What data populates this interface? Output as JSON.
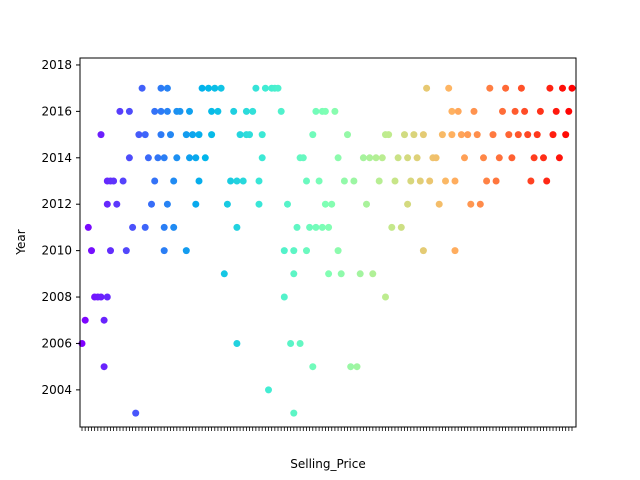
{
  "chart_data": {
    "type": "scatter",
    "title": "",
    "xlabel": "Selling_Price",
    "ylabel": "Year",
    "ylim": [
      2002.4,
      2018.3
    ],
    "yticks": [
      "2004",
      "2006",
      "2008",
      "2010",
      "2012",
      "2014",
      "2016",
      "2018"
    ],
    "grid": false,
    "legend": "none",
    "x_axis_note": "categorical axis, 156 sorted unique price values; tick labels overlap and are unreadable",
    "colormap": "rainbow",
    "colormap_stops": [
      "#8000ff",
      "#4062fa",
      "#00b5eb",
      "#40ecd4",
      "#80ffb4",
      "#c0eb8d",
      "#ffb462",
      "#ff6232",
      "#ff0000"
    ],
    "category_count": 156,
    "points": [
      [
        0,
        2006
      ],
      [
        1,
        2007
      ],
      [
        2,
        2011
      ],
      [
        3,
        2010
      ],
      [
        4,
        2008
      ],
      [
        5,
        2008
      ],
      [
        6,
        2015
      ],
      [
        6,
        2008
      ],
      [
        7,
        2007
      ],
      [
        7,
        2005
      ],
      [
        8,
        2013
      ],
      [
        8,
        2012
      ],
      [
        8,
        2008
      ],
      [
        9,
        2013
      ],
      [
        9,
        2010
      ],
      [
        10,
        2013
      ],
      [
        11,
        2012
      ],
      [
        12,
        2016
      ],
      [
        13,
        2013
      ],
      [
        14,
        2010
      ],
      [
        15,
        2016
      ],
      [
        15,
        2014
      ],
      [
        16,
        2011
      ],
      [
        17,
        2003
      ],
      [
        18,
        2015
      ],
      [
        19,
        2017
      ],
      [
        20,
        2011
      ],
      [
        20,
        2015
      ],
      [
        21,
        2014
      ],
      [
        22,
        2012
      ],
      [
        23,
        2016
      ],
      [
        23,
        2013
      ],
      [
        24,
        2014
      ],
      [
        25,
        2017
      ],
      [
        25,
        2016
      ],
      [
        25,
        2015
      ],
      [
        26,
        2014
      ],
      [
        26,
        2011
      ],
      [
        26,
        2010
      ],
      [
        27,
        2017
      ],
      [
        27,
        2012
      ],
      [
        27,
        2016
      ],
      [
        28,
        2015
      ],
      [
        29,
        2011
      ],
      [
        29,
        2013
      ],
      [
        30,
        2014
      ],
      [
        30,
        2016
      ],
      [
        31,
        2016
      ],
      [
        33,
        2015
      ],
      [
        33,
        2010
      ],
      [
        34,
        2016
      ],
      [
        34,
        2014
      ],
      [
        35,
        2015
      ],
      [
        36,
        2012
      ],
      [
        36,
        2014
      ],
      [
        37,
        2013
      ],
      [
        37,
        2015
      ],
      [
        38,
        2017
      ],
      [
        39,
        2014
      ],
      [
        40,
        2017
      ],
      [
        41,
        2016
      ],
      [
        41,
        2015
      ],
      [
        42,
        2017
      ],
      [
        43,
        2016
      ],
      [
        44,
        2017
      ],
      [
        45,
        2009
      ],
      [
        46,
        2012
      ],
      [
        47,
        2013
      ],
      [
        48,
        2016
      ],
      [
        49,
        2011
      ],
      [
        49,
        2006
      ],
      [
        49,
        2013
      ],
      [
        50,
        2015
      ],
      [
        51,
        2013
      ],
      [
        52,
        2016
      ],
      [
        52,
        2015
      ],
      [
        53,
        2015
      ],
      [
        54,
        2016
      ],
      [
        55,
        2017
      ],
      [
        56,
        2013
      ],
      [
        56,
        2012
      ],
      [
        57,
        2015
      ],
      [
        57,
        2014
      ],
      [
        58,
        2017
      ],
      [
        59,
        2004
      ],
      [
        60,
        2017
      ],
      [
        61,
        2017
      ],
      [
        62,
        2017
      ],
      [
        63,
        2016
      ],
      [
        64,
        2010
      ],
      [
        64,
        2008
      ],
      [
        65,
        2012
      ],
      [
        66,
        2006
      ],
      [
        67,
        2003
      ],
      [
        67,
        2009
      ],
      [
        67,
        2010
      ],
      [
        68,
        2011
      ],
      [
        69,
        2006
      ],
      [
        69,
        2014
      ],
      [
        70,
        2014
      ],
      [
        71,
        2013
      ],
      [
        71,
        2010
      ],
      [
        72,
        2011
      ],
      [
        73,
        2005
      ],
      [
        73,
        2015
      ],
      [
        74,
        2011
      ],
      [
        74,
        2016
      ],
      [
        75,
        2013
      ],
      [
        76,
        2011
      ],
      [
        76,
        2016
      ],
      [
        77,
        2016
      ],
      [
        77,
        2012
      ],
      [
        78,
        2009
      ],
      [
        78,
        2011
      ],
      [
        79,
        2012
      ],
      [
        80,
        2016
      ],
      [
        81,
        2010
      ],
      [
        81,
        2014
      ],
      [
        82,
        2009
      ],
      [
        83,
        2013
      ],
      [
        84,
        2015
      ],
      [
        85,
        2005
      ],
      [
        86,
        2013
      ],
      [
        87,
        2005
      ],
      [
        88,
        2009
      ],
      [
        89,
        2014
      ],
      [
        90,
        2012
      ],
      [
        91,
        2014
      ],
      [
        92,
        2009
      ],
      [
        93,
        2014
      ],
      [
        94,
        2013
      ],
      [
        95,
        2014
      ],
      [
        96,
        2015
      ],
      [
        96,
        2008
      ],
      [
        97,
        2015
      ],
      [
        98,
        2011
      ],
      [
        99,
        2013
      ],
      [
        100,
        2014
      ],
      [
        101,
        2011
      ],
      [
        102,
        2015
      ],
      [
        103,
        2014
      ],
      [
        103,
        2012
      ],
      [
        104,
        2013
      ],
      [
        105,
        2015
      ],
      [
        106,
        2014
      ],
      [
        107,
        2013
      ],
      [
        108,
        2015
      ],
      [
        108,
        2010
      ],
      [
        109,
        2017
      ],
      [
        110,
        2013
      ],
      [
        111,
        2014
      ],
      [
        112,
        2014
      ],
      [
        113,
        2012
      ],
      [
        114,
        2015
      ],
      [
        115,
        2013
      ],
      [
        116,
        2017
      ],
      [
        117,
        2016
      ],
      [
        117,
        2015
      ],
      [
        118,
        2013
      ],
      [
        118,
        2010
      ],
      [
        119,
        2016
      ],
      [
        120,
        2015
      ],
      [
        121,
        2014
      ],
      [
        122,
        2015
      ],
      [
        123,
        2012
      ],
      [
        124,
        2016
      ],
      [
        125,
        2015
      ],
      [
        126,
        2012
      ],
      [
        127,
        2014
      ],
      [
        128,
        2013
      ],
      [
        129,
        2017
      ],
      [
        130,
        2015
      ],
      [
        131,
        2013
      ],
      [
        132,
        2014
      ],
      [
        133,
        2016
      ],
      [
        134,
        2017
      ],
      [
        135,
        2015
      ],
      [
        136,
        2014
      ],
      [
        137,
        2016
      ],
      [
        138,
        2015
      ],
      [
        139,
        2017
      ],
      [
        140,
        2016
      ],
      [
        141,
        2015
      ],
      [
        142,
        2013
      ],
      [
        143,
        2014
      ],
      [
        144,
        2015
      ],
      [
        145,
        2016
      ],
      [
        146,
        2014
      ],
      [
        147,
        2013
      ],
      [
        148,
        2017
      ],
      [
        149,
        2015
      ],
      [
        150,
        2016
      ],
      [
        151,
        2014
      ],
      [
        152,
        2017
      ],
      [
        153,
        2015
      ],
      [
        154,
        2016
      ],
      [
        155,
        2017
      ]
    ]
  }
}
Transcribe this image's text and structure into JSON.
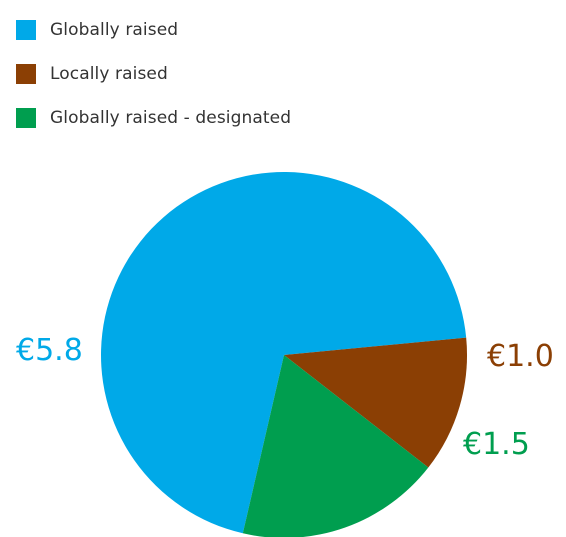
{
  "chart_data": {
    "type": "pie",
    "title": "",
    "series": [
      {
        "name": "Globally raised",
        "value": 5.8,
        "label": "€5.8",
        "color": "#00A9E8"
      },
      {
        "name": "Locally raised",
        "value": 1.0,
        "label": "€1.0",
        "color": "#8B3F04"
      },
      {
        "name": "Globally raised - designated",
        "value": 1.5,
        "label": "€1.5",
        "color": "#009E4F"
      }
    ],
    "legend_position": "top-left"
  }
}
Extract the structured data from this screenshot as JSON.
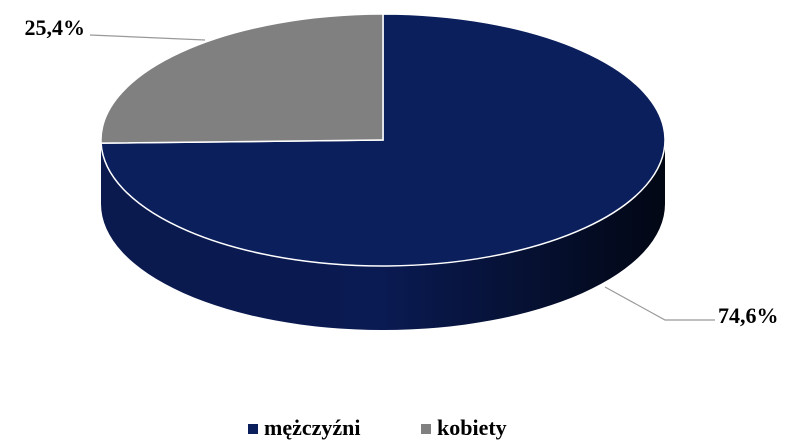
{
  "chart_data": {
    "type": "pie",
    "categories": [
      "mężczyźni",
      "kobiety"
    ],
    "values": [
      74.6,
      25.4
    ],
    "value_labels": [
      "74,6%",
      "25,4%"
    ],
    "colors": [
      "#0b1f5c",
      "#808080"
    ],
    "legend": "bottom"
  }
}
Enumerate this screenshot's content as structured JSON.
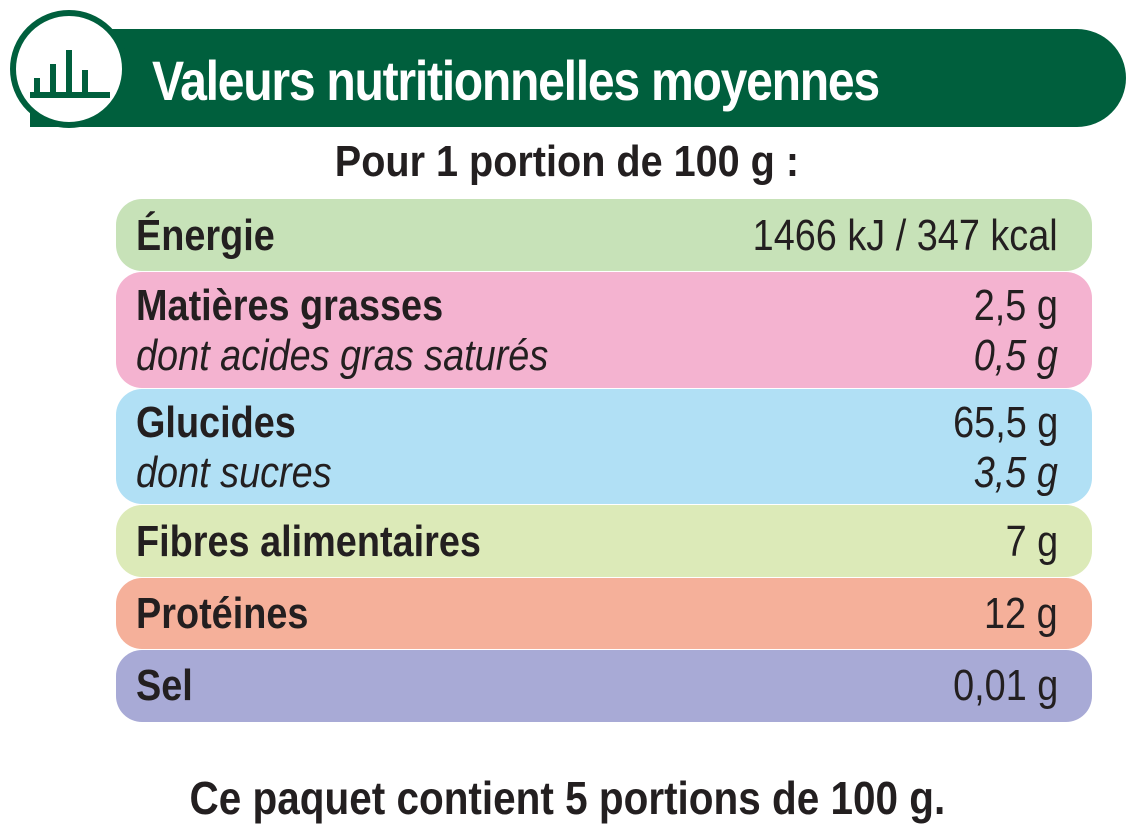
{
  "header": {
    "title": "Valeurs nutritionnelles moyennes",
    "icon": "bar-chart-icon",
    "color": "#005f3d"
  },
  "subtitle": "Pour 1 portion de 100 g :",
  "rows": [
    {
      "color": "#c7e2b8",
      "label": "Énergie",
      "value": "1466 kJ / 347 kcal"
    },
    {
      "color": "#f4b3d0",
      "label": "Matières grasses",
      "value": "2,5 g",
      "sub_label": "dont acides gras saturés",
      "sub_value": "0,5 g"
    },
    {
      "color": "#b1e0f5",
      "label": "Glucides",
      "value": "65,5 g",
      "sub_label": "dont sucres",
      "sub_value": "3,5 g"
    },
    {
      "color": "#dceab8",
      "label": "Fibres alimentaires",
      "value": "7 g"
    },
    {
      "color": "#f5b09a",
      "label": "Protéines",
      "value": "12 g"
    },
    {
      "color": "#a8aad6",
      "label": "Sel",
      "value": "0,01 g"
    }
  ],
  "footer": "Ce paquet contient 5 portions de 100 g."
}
----
- [EXERCISE PROMPT]:
Write out exactly the lines from the one containing "Extract the structured" to the last line of the records above, both included, and leave out any pictures.

- [COMPLETE ANSWER]:
Extract the structured data from this screenshot as JSON.
{
  "chart_data": {
    "type": "pie",
    "categories": [
      "mężczyźni",
      "kobiety"
    ],
    "values": [
      74.6,
      25.4
    ],
    "value_labels": [
      "74,6%",
      "25,4%"
    ],
    "colors": [
      "#0b1f5c",
      "#808080"
    ],
    "legend": "bottom"
  }
}
Enumerate this screenshot's content as structured JSON.
{
  "header": {
    "title": "Valeurs nutritionnelles moyennes",
    "icon": "bar-chart-icon",
    "color": "#005f3d"
  },
  "subtitle": "Pour 1 portion de 100 g :",
  "rows": [
    {
      "color": "#c7e2b8",
      "label": "Énergie",
      "value": "1466 kJ / 347 kcal"
    },
    {
      "color": "#f4b3d0",
      "label": "Matières grasses",
      "value": "2,5 g",
      "sub_label": "dont acides gras saturés",
      "sub_value": "0,5 g"
    },
    {
      "color": "#b1e0f5",
      "label": "Glucides",
      "value": "65,5 g",
      "sub_label": "dont sucres",
      "sub_value": "3,5 g"
    },
    {
      "color": "#dceab8",
      "label": "Fibres alimentaires",
      "value": "7 g"
    },
    {
      "color": "#f5b09a",
      "label": "Protéines",
      "value": "12 g"
    },
    {
      "color": "#a8aad6",
      "label": "Sel",
      "value": "0,01 g"
    }
  ],
  "footer": "Ce paquet contient 5 portions de 100 g."
}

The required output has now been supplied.